**DATA SUPPLIED:**
◇ ◇ ◇

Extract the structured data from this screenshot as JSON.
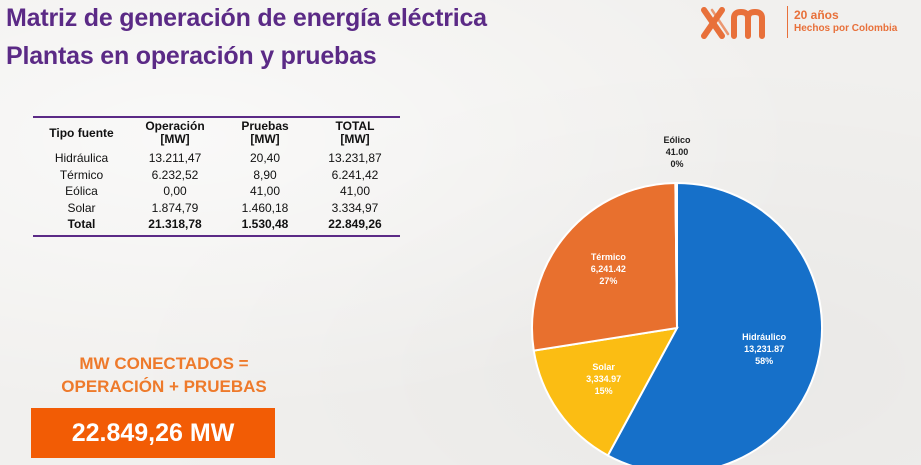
{
  "header": {
    "title_line1": "Matriz de generación de energía eléctrica",
    "title_line2": "Plantas en operación y pruebas"
  },
  "logo": {
    "mark": "xm",
    "years": "20 años",
    "tagline": "Hechos por Colombia",
    "color": "#e8703a"
  },
  "table": {
    "headers": [
      "Tipo fuente",
      "Operación [MW]",
      "Pruebas [MW]",
      "TOTAL [MW]"
    ],
    "header_lines": [
      [
        "Tipo fuente"
      ],
      [
        "Operación",
        "[MW]"
      ],
      [
        "Pruebas",
        "[MW]"
      ],
      [
        "TOTAL",
        "[MW]"
      ]
    ],
    "rows": [
      [
        "Hidráulica",
        "13.211,47",
        "20,40",
        "13.231,87"
      ],
      [
        "Térmico",
        "6.232,52",
        "8,90",
        "6.241,42"
      ],
      [
        "Eólica",
        "0,00",
        "41,00",
        "41,00"
      ],
      [
        "Solar",
        "1.874,79",
        "1.460,18",
        "3.334,97"
      ]
    ],
    "total": [
      "Total",
      "21.318,78",
      "1.530,48",
      "22.849,26"
    ]
  },
  "summary": {
    "formula_line1": "MW CONECTADOS =",
    "formula_line2": "OPERACIÓN + PRUEBAS",
    "total_label": "22.849,26 MW",
    "accent": "#f25c05"
  },
  "chart_data": {
    "type": "pie",
    "title": "",
    "slices": [
      {
        "label": "Hidráulico",
        "value": 13231.87,
        "value_label": "13,231.87",
        "pct_label": "58%",
        "color": "#1670c9"
      },
      {
        "label": "Solar",
        "value": 3334.97,
        "value_label": "3,334.97",
        "pct_label": "15%",
        "color": "#fbbd13"
      },
      {
        "label": "Térmico",
        "value": 6241.42,
        "value_label": "6,241.42",
        "pct_label": "27%",
        "color": "#e8702e"
      },
      {
        "label": "Eólico",
        "value": 41.0,
        "value_label": "41.00",
        "pct_label": "0%",
        "color": "#9a9a9a"
      }
    ],
    "start": "top, clockwise"
  }
}
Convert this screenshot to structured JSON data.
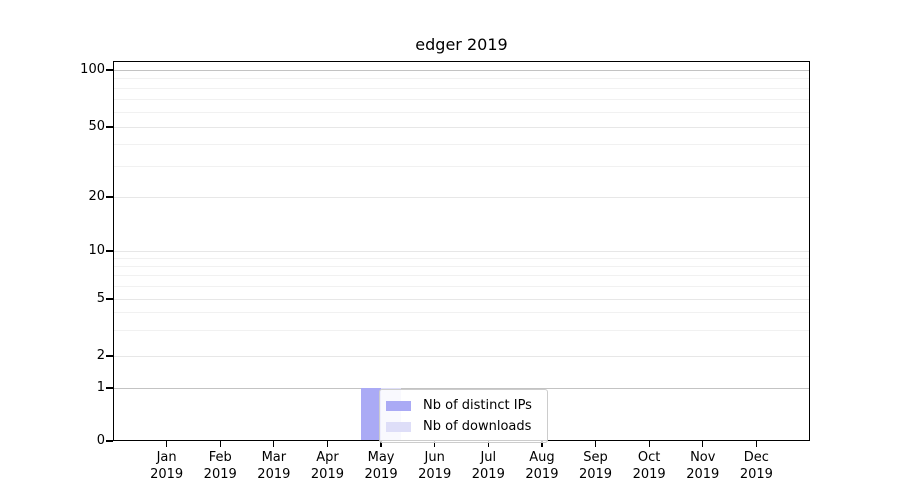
{
  "title": "edger 2019",
  "chart_data": {
    "type": "bar",
    "title": "edger 2019",
    "scale": "symlog",
    "grid": true,
    "legend_position": "lower-center-inside",
    "ylim": [
      0,
      110
    ],
    "categories": [
      {
        "month": "Jan",
        "year": "2019"
      },
      {
        "month": "Feb",
        "year": "2019"
      },
      {
        "month": "Mar",
        "year": "2019"
      },
      {
        "month": "Apr",
        "year": "2019"
      },
      {
        "month": "May",
        "year": "2019"
      },
      {
        "month": "Jun",
        "year": "2019"
      },
      {
        "month": "Jul",
        "year": "2019"
      },
      {
        "month": "Aug",
        "year": "2019"
      },
      {
        "month": "Sep",
        "year": "2019"
      },
      {
        "month": "Oct",
        "year": "2019"
      },
      {
        "month": "Nov",
        "year": "2019"
      },
      {
        "month": "Dec",
        "year": "2019"
      }
    ],
    "series": [
      {
        "name": "Nb of distinct IPs",
        "color": "#aaaaf5",
        "values": [
          0,
          0,
          0,
          0,
          1,
          0,
          0,
          0,
          0,
          0,
          0,
          0
        ]
      },
      {
        "name": "Nb of downloads",
        "color": "#dedef8",
        "values": [
          0,
          0,
          0,
          0,
          1,
          0,
          0,
          0,
          0,
          0,
          0,
          0
        ]
      }
    ],
    "yticks": [
      {
        "label": "0",
        "value": 0,
        "emph": false
      },
      {
        "label": "1",
        "value": 1,
        "emph": true
      },
      {
        "label": "2",
        "value": 2,
        "emph": false
      },
      {
        "label": "5",
        "value": 5,
        "emph": false
      },
      {
        "label": "10",
        "value": 10,
        "emph": false
      },
      {
        "label": "20",
        "value": 20,
        "emph": false
      },
      {
        "label": "50",
        "value": 50,
        "emph": false
      },
      {
        "label": "100",
        "value": 100,
        "emph": true
      }
    ],
    "minor_gridlines": [
      3,
      4,
      6,
      7,
      8,
      9,
      30,
      40,
      60,
      70,
      80,
      90
    ]
  },
  "colors": {
    "grid_minor": "#f1f1f1",
    "grid_major": "#e7e7e7",
    "grid_emphasis": "#c3c3c3",
    "spine": "#000000"
  }
}
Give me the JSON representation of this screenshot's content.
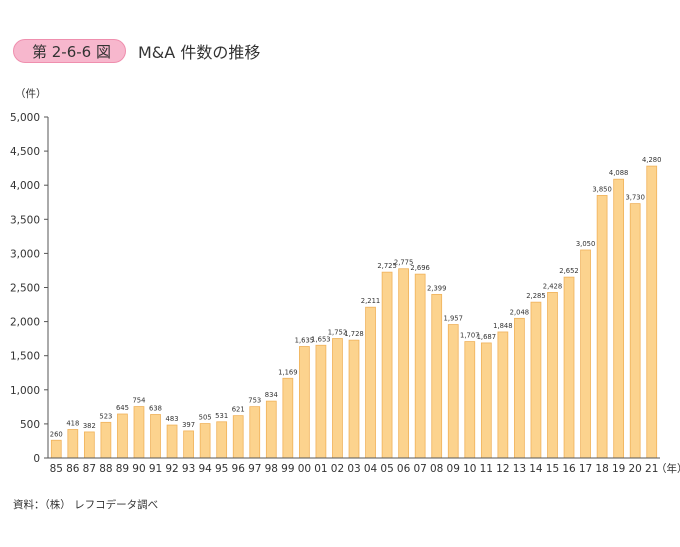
{
  "figure": {
    "badge": "第 2-6-6 図",
    "title": "M&A 件数の推移"
  },
  "source": "資料：（株） レフコデータ調べ",
  "colors": {
    "bar_fill": "#fcd38e",
    "bar_stroke": "#f0b25a",
    "badge_fill": "#f7b7cd",
    "axis": "#555555"
  },
  "chart_data": {
    "type": "bar",
    "title": "M&A 件数の推移",
    "ylabel": "（件）",
    "xlabel": "（年）",
    "ylim": [
      0,
      5000
    ],
    "yticks": [
      0,
      500,
      1000,
      1500,
      2000,
      2500,
      3000,
      3500,
      4000,
      4500,
      5000
    ],
    "ytick_labels": [
      "0",
      "500",
      "1,000",
      "1,500",
      "2,000",
      "2,500",
      "3,000",
      "3,500",
      "4,000",
      "4,500",
      "5,000"
    ],
    "grid": false,
    "legend": "none",
    "categories": [
      "85",
      "86",
      "87",
      "88",
      "89",
      "90",
      "91",
      "92",
      "93",
      "94",
      "95",
      "96",
      "97",
      "98",
      "99",
      "00",
      "01",
      "02",
      "03",
      "04",
      "05",
      "06",
      "07",
      "08",
      "09",
      "10",
      "11",
      "12",
      "13",
      "14",
      "15",
      "16",
      "17",
      "18",
      "19",
      "20",
      "21"
    ],
    "values": [
      260,
      418,
      382,
      523,
      645,
      754,
      638,
      483,
      397,
      505,
      531,
      621,
      753,
      834,
      1169,
      1635,
      1653,
      1752,
      1728,
      2211,
      2725,
      2775,
      2696,
      2399,
      1957,
      1707,
      1687,
      1848,
      2048,
      2285,
      2428,
      2652,
      3050,
      3850,
      4088,
      3730,
      4280
    ],
    "value_labels": [
      "260",
      "418",
      "382",
      "523",
      "645",
      "754",
      "638",
      "483",
      "397",
      "505",
      "531",
      "621",
      "753",
      "834",
      "1,169",
      "1,635",
      "1,653",
      "1,752",
      "1,728",
      "2,211",
      "2,725",
      "2,775",
      "2,696",
      "2,399",
      "1,957",
      "1,707",
      "1,687",
      "1,848",
      "2,048",
      "2,285",
      "2,428",
      "2,652",
      "3,050",
      "3,850",
      "4,088",
      "3,730",
      "4,280"
    ]
  }
}
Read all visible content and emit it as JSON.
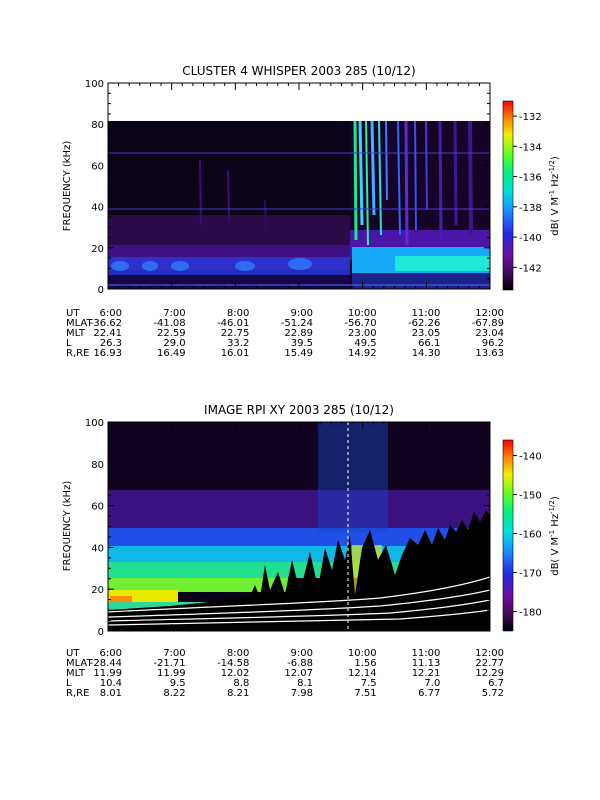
{
  "chart_data": [
    {
      "type": "heatmap",
      "title": "CLUSTER 4 WHISPER 2003 285 (10/12)",
      "ylabel": "FREQUENCY (kHz)",
      "ylim": [
        0,
        100
      ],
      "yticks": [
        "0",
        "20",
        "40",
        "60",
        "80",
        "100"
      ],
      "xlim_hours": [
        6,
        12
      ],
      "colorbar": {
        "label": "dB( V M",
        "label_sup1": "-1",
        "label_mid": " Hz",
        "label_sup2": "-1/2",
        "label_end": ")",
        "range": [
          -143.5,
          -131
        ],
        "ticks": [
          "-132",
          "-134",
          "-136",
          "-138",
          "-140",
          "-142"
        ],
        "tick_values": [
          -132,
          -134,
          -136,
          -138,
          -140,
          -142
        ]
      },
      "ephemeris": {
        "labels": [
          "UT",
          "MLAT",
          "MLT",
          "L",
          "R,RE"
        ],
        "columns": [
          [
            "6:00",
            "-36.62",
            "22.41",
            "26.3",
            "16.93"
          ],
          [
            "7:00",
            "-41.08",
            "22.59",
            "29.0",
            "16.49"
          ],
          [
            "8:00",
            "-46.01",
            "22.75",
            "33.2",
            "16.01"
          ],
          [
            "9:00",
            "-51.24",
            "22.89",
            "39.5",
            "15.49"
          ],
          [
            "10:00",
            "-56.70",
            "23.00",
            "49.5",
            "14.92"
          ],
          [
            "11:00",
            "-62.26",
            "23.05",
            "66.1",
            "14.30"
          ],
          [
            "12:00",
            "-67.89",
            "23.04",
            "96.2",
            "13.63"
          ]
        ]
      }
    },
    {
      "type": "heatmap",
      "title": "IMAGE RPI XY 2003 285 (10/12)",
      "ylabel": "FREQUENCY (kHz)",
      "ylim": [
        0,
        100
      ],
      "yticks": [
        "0",
        "20",
        "40",
        "60",
        "80",
        "100"
      ],
      "xlim_hours": [
        6,
        12
      ],
      "colorbar": {
        "label": "dB( V M",
        "label_sup1": "-1",
        "label_mid": " Hz",
        "label_sup2": "-1/2",
        "label_end": ")",
        "range": [
          -185,
          -136
        ],
        "ticks": [
          "-140",
          "-150",
          "-160",
          "-170",
          "-180"
        ],
        "tick_values": [
          -140,
          -150,
          -160,
          -170,
          -180
        ]
      },
      "ephemeris": {
        "labels": [
          "UT",
          "MLAT",
          "MLT",
          "L",
          "R,RE"
        ],
        "columns": [
          [
            "6:00",
            "-28.44",
            "11.99",
            "10.4",
            "8.01"
          ],
          [
            "7:00",
            "-21.71",
            "11.99",
            "9.5",
            "8.22"
          ],
          [
            "8:00",
            "-14.58",
            "12.02",
            "8.8",
            "8.21"
          ],
          [
            "9:00",
            "-6.88",
            "12.07",
            "8.1",
            "7.98"
          ],
          [
            "10:00",
            "1.56",
            "12.14",
            "7.5",
            "7.51"
          ],
          [
            "11:00",
            "11.13",
            "12.21",
            "7.0",
            "6.77"
          ],
          [
            "12:00",
            "22.77",
            "12.29",
            "6.7",
            "5.72"
          ]
        ]
      }
    }
  ]
}
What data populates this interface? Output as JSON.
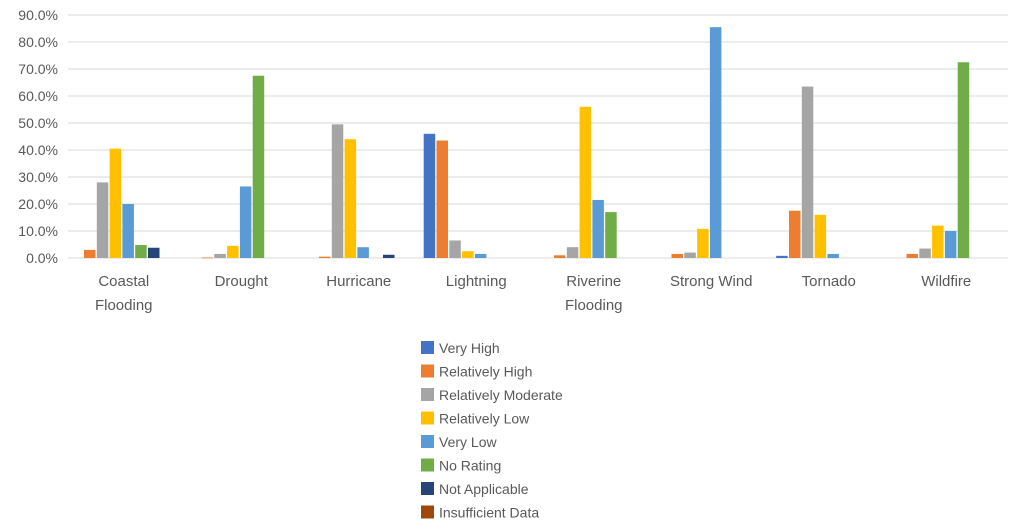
{
  "chart_data": {
    "type": "bar",
    "title": "",
    "xlabel": "",
    "ylabel": "",
    "ylim": [
      0,
      90
    ],
    "y_tick_step": 10,
    "y_tick_format": "percent_1dp",
    "grid": true,
    "legend_position": "bottom",
    "categories": [
      [
        "Coastal",
        "Flooding"
      ],
      [
        "Drought"
      ],
      [
        "Hurricane"
      ],
      [
        "Lightning"
      ],
      [
        "Riverine",
        "Flooding"
      ],
      [
        "Strong Wind"
      ],
      [
        "Tornado"
      ],
      [
        "Wildfire"
      ]
    ],
    "series": [
      {
        "name": "Very High",
        "color": "#4472c4",
        "values": [
          0,
          0,
          0,
          46.0,
          0,
          0,
          0.8,
          0
        ]
      },
      {
        "name": "Relatively High",
        "color": "#ed7d31",
        "values": [
          3.0,
          0.2,
          0.5,
          43.5,
          1.0,
          1.5,
          17.5,
          1.5
        ]
      },
      {
        "name": "Relatively Moderate",
        "color": "#a5a5a5",
        "values": [
          28.0,
          1.5,
          49.5,
          6.5,
          4.0,
          2.0,
          63.5,
          3.5
        ]
      },
      {
        "name": "Relatively Low",
        "color": "#ffc000",
        "values": [
          40.5,
          4.5,
          44.0,
          2.5,
          56.0,
          10.8,
          16.0,
          12.0
        ]
      },
      {
        "name": "Very Low",
        "color": "#5b9bd5",
        "values": [
          20.0,
          26.5,
          4.0,
          1.5,
          21.5,
          85.5,
          1.5,
          10.0
        ]
      },
      {
        "name": "No Rating",
        "color": "#70ad47",
        "values": [
          4.8,
          67.5,
          0,
          0,
          17.0,
          0,
          0,
          72.5
        ]
      },
      {
        "name": "Not Applicable",
        "color": "#264478",
        "values": [
          3.8,
          0,
          1.2,
          0,
          0,
          0,
          0,
          0
        ]
      },
      {
        "name": "Insufficient Data",
        "color": "#9e480e",
        "values": [
          0,
          0,
          0,
          0,
          0,
          0,
          0,
          0
        ]
      }
    ]
  }
}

◇ ◇ ◇

**WORK REQUIRED:** Using the records above, say how many lines include the string "ylabel". Only the number is wanted.

**RIGHT ANSWER:** 4